Excerpt:
## Begin

Advanced Recruiting Approaches for Startups
- Involve top prospects in your work – ask top recruiting prospects to help you “assess” a new idea or program. Then build the relationship to the point where they know you well enough to consider a job or accept an offer.
- Hire them both – although it might seem expensive, offer a program where you will hire a superstar and their best friend at the same time (i.e. colleague, spouse/ partner). The premise under this approach is that the unusual opportunity to work with a close colleague may be a powerful enough incentive to attract and keep top talent. And don’t worry: no top professional would ever bring in an average or mediocre colleague to work alongside them.
- Target other startups – some of the best hires are individuals who currently work at startups. They are superior because they already understand the concept and the risk/reward ratio of a startup. Obviously, you should target startups that are going downhill (especially on a day when bad news is released) but you might also be able to get some recruits from former startups that are now getting large and bureaucratic. Consider informal recruiting at incubator sites and coffee shops in neighborhoods dominated by startups.

## End

Exercise: Extend the excerpt on advanced startup recruiting approaches, picking up after its last sentence about incubator sites and coffee shops.

(Data items)
## Begin

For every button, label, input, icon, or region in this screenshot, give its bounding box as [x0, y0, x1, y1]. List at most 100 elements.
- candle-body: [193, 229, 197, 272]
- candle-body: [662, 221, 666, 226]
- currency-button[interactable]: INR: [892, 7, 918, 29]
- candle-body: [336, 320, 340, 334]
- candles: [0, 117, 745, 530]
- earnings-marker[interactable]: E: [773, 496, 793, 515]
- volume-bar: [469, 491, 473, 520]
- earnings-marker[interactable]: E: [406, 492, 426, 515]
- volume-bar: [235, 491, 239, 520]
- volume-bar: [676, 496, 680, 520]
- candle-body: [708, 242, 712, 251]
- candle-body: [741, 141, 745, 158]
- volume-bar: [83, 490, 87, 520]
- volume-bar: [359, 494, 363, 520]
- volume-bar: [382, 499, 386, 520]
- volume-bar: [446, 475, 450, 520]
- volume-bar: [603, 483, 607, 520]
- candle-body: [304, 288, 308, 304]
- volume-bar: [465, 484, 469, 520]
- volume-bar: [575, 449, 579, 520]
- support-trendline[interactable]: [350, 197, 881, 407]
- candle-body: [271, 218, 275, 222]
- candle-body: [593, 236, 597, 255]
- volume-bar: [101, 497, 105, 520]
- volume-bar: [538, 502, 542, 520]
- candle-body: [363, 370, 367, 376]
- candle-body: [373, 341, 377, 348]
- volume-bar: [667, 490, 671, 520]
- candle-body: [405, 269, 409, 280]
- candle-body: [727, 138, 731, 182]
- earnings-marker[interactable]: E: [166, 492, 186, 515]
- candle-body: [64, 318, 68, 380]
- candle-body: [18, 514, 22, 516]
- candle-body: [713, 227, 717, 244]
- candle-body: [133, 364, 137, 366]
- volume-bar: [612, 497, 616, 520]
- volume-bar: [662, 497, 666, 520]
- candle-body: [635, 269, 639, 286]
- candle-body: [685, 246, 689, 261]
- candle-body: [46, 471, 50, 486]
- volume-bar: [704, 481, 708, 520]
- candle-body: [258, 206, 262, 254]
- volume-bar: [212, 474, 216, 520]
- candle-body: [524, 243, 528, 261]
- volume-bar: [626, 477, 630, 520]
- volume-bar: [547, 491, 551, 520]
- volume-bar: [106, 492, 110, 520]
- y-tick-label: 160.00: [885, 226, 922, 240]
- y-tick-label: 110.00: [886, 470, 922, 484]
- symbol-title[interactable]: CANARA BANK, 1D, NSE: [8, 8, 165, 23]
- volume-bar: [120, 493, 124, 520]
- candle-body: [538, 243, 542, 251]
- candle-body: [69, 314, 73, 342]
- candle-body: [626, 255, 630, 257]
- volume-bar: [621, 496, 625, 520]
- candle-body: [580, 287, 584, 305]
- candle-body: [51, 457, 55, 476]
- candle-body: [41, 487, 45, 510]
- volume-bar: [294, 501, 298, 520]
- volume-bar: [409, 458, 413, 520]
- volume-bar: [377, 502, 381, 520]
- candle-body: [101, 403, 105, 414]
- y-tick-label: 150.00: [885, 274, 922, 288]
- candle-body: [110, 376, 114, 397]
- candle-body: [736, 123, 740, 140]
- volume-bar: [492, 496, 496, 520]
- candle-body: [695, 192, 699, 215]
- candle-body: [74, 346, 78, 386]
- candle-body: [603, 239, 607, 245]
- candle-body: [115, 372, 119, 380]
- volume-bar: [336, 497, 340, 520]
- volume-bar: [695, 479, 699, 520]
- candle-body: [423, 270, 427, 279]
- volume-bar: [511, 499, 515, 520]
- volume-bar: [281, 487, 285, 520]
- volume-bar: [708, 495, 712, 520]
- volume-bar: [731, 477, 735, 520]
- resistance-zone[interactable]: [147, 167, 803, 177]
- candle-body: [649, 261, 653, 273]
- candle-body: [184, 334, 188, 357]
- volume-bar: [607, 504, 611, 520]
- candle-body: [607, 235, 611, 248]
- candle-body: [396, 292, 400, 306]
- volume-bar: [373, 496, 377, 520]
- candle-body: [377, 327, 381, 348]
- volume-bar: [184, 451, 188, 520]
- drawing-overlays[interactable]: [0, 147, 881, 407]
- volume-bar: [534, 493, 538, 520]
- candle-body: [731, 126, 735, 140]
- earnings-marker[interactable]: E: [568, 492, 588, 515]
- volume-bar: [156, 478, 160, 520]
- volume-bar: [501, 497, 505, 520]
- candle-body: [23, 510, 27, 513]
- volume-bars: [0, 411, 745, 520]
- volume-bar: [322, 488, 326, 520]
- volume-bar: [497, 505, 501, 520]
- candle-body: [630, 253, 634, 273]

## End

Written answer:
- Get help from your VC – if you’re ready have funding, work closely with your venture capitalists to determine if they can provide you with help in the recruiting area. Because they have already worked with other startups, they are likely to have resources and contacts in the area of recruiting.
- Adopt a “next time” hiring approach — face facts, there will be many times where you cannot successfully recruit a particularly desirable target. They may not be available precisely when you have an opening, or another firm may simply be capable of offering something that is more compelling. A solution to this problem is to adopt a “next time” hiring perspective, where you accept the fact that your initial recruiting efforts might be unsuccessful. But rather than giving up once you get a “no,” you continue a relationship with the individual in the hopes that you will get them the “next time” they enter the job market. This requires keeping in touch with them on a periodic basis and letting them know that you’re willing to wait until the next time that they are available. This delay will not only give you time to strengthen the relationship but it will give you more time to understand their job switch criteria and to sell them on the opportunities at your startup.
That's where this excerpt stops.